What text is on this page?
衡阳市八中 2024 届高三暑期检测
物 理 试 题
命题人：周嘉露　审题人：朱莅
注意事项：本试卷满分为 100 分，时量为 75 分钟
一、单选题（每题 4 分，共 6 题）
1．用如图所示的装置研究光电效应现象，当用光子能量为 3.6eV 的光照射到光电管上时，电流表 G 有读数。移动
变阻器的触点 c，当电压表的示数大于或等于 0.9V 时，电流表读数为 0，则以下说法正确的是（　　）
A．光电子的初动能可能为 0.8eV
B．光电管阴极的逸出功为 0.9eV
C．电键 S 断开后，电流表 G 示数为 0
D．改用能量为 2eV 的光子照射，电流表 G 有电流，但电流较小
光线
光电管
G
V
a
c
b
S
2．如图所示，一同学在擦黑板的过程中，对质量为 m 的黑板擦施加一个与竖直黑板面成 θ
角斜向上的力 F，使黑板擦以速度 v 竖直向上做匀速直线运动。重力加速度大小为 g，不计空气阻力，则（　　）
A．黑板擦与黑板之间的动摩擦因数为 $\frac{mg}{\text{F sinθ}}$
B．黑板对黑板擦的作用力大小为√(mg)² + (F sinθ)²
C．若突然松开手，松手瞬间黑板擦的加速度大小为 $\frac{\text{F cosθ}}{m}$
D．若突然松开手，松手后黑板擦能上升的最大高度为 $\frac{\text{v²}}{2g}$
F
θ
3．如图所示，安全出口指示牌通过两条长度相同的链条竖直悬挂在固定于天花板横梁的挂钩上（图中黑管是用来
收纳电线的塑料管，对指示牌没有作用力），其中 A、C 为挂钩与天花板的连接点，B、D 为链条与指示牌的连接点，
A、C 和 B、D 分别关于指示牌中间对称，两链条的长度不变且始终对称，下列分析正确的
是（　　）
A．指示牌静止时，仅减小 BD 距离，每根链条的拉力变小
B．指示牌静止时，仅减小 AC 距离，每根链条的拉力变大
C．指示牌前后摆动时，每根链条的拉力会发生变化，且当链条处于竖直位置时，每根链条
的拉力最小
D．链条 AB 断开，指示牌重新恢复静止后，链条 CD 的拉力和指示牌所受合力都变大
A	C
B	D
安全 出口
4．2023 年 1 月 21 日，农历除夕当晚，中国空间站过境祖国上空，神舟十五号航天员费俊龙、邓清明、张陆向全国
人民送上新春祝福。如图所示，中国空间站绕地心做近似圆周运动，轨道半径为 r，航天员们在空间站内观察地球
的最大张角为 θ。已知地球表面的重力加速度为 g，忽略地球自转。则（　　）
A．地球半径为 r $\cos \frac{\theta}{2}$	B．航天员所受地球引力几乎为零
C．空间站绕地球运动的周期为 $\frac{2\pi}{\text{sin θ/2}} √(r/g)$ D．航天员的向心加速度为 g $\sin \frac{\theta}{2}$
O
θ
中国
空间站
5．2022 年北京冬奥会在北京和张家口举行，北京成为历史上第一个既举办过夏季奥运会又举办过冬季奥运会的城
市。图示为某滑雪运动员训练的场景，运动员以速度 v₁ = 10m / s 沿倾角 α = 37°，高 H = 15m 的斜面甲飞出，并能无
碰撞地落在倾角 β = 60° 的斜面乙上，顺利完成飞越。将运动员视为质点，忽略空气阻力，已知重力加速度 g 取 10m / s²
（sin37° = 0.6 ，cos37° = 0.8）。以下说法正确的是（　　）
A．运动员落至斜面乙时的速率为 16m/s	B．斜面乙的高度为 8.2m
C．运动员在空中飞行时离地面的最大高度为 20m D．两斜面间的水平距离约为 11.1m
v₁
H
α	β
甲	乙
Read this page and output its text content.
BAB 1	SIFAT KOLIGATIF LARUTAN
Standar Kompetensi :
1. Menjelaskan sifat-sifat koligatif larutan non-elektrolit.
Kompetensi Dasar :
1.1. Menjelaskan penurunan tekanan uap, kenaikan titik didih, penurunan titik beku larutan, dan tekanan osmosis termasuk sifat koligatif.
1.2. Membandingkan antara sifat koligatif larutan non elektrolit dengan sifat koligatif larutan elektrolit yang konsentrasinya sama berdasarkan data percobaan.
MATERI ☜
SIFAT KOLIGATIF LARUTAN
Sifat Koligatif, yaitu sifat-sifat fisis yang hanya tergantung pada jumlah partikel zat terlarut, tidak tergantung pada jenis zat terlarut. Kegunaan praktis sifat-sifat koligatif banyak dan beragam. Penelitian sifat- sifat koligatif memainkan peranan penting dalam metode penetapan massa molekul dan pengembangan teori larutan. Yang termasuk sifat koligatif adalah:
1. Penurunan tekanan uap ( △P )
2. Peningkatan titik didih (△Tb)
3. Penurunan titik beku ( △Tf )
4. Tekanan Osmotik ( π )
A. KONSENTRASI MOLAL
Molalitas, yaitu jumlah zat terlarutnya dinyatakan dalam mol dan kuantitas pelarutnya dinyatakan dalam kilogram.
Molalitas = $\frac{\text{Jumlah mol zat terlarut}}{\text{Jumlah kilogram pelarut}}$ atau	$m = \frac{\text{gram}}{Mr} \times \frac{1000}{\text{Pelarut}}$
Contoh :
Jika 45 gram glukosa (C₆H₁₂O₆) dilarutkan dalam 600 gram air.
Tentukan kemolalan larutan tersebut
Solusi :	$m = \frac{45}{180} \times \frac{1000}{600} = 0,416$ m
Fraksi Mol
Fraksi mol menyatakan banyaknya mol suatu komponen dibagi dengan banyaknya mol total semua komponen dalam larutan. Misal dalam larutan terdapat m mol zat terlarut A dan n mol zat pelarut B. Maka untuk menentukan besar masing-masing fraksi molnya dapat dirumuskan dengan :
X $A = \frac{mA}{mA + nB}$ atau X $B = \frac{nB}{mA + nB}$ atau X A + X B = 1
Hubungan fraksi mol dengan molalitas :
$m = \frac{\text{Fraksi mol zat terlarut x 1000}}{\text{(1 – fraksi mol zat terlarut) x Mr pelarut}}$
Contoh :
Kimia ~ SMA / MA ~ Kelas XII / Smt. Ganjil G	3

:::::

**WHAT IS ASKED**
Set down all of the entries exactly, please.

**THE ANSWER**
What text is on this page?
衡阳市八中 2024 届高三暑期检测
物 理 试 题
命题人：周嘉露　审题人：朱莅
注意事项：本试卷满分为 100 分，时量为 75 分钟
一、单选题（每题 4 分，共 6 题）
1．用如图所示的装置研究光电效应现象，当用光子能量为 3.6eV 的光照射到光电管上时，电流表 G 有读数。移动
变阻器的触点 c，当电压表的示数大于或等于 0.9V 时，电流表读数为 0，则以下说法正确的是（　　）
A．光电子的初动能可能为 0.8eV
B．光电管阴极的逸出功为 0.9eV
C．电键 S 断开后，电流表 G 示数为 0
D．改用能量为 2eV 的光子照射，电流表 G 有电流，但电流较小
光线
光电管
G
V
a
c
b
S
2．如图所示，一同学在擦黑板的过程中，对质量为 m 的黑板擦施加一个与竖直黑板面成 θ
角斜向上的力 F，使黑板擦以速度 v 竖直向上做匀速直线运动。重力加速度大小为 g，不计空气阻力，则（　　）
A．黑板擦与黑板之间的动摩擦因数为 $\frac{mg}{\text{F sinθ}}$
B．黑板对黑板擦的作用力大小为√(mg)² + (F sinθ)²
C．若突然松开手，松手瞬间黑板擦的加速度大小为 $\frac{\text{F cosθ}}{m}$
D．若突然松开手，松手后黑板擦能上升的最大高度为 $\frac{\text{v²}}{2g}$
F
θ
3．如图所示，安全出口指示牌通过两条长度相同的链条竖直悬挂在固定于天花板横梁的挂钩上（图中黑管是用来
收纳电线的塑料管，对指示牌没有作用力），其中 A、C 为挂钩与天花板的连接点，B、D 为链条与指示牌的连接点，
A、C 和 B、D 分别关于指示牌中间对称，两链条的长度不变且始终对称，下列分析正确的
是（　　）
A．指示牌静止时，仅减小 BD 距离，每根链条的拉力变小
B．指示牌静止时，仅减小 AC 距离，每根链条的拉力变大
C．指示牌前后摆动时，每根链条的拉力会发生变化，且当链条处于竖直位置时，每根链条
的拉力最小
D．链条 AB 断开，指示牌重新恢复静止后，链条 CD 的拉力和指示牌所受合力都变大
A	C
B	D
安全 出口
4．2023 年 1 月 21 日，农历除夕当晚，中国空间站过境祖国上空，神舟十五号航天员费俊龙、邓清明、张陆向全国
人民送上新春祝福。如图所示，中国空间站绕地心做近似圆周运动，轨道半径为 r，航天员们在空间站内观察地球
的最大张角为 θ。已知地球表面的重力加速度为 g，忽略地球自转。则（　　）
A．地球半径为 r $\cos \frac{\theta}{2}$	B．航天员所受地球引力几乎为零
C．空间站绕地球运动的周期为 $\frac{2\pi}{\text{sin θ/2}} √(r/g)$ D．航天员的向心加速度为 g $\sin \frac{\theta}{2}$
O
θ
中国
空间站
5．2022 年北京冬奥会在北京和张家口举行，北京成为历史上第一个既举办过夏季奥运会又举办过冬季奥运会的城
市。图示为某滑雪运动员训练的场景，运动员以速度 v₁ = 10m / s 沿倾角 α = 37°，高 H = 15m 的斜面甲飞出，并能无
碰撞地落在倾角 β = 60° 的斜面乙上，顺利完成飞越。将运动员视为质点，忽略空气阻力，已知重力加速度 g 取 10m / s²
（sin37° = 0.6 ，cos37° = 0.8）。以下说法正确的是（　　）
A．运动员落至斜面乙时的速率为 16m/s	B．斜面乙的高度为 8.2m
C．运动员在空中飞行时离地面的最大高度为 20m D．两斜面间的水平距离约为 11.1m
v₁
H
α	β
甲	乙
Read this page and output its text content.
BAB 1	SIFAT KOLIGATIF LARUTAN
Standar Kompetensi :
1. Menjelaskan sifat-sifat koligatif larutan non-elektrolit.
Kompetensi Dasar :
1.1. Menjelaskan penurunan tekanan uap, kenaikan titik didih, penurunan titik beku larutan, dan tekanan osmosis termasuk sifat koligatif.
1.2. Membandingkan antara sifat koligatif larutan non elektrolit dengan sifat koligatif larutan elektrolit yang konsentrasinya sama berdasarkan data percobaan.
MATERI ☜
SIFAT KOLIGATIF LARUTAN
Sifat Koligatif, yaitu sifat-sifat fisis yang hanya tergantung pada jumlah partikel zat terlarut, tidak tergantung pada jenis zat terlarut. Kegunaan praktis sifat-sifat koligatif banyak dan beragam. Penelitian sifat- sifat koligatif memainkan peranan penting dalam metode penetapan massa molekul dan pengembangan teori larutan. Yang termasuk sifat koligatif adalah:
1. Penurunan tekanan uap ( △P )
2. Peningkatan titik didih (△Tb)
3. Penurunan titik beku ( △Tf )
4. Tekanan Osmotik ( π )
A. KONSENTRASI MOLAL
Molalitas, yaitu jumlah zat terlarutnya dinyatakan dalam mol dan kuantitas pelarutnya dinyatakan dalam kilogram.
Molalitas = $\frac{\text{Jumlah mol zat terlarut}}{\text{Jumlah kilogram pelarut}}$ atau	$m = \frac{\text{gram}}{Mr} \times \frac{1000}{\text{Pelarut}}$
Contoh :
Jika 45 gram glukosa (C₆H₁₂O₆) dilarutkan dalam 600 gram air.
Tentukan kemolalan larutan tersebut
Solusi :	$m = \frac{45}{180} \times \frac{1000}{600} = 0,416$ m
Fraksi Mol
Fraksi mol menyatakan banyaknya mol suatu komponen dibagi dengan banyaknya mol total semua komponen dalam larutan. Misal dalam larutan terdapat m mol zat terlarut A dan n mol zat pelarut B. Maka untuk menentukan besar masing-masing fraksi molnya dapat dirumuskan dengan :
X $A = \frac{mA}{mA + nB}$ atau X $B = \frac{nB}{mA + nB}$ atau X A + X B = 1
Hubungan fraksi mol dengan molalitas :
$m = \frac{\text{Fraksi mol zat terlarut x 1000}}{\text{(1 – fraksi mol zat terlarut) x Mr pelarut}}$
Contoh :
Kimia ~ SMA / MA ~ Kelas XII / Smt. Ganjil G	3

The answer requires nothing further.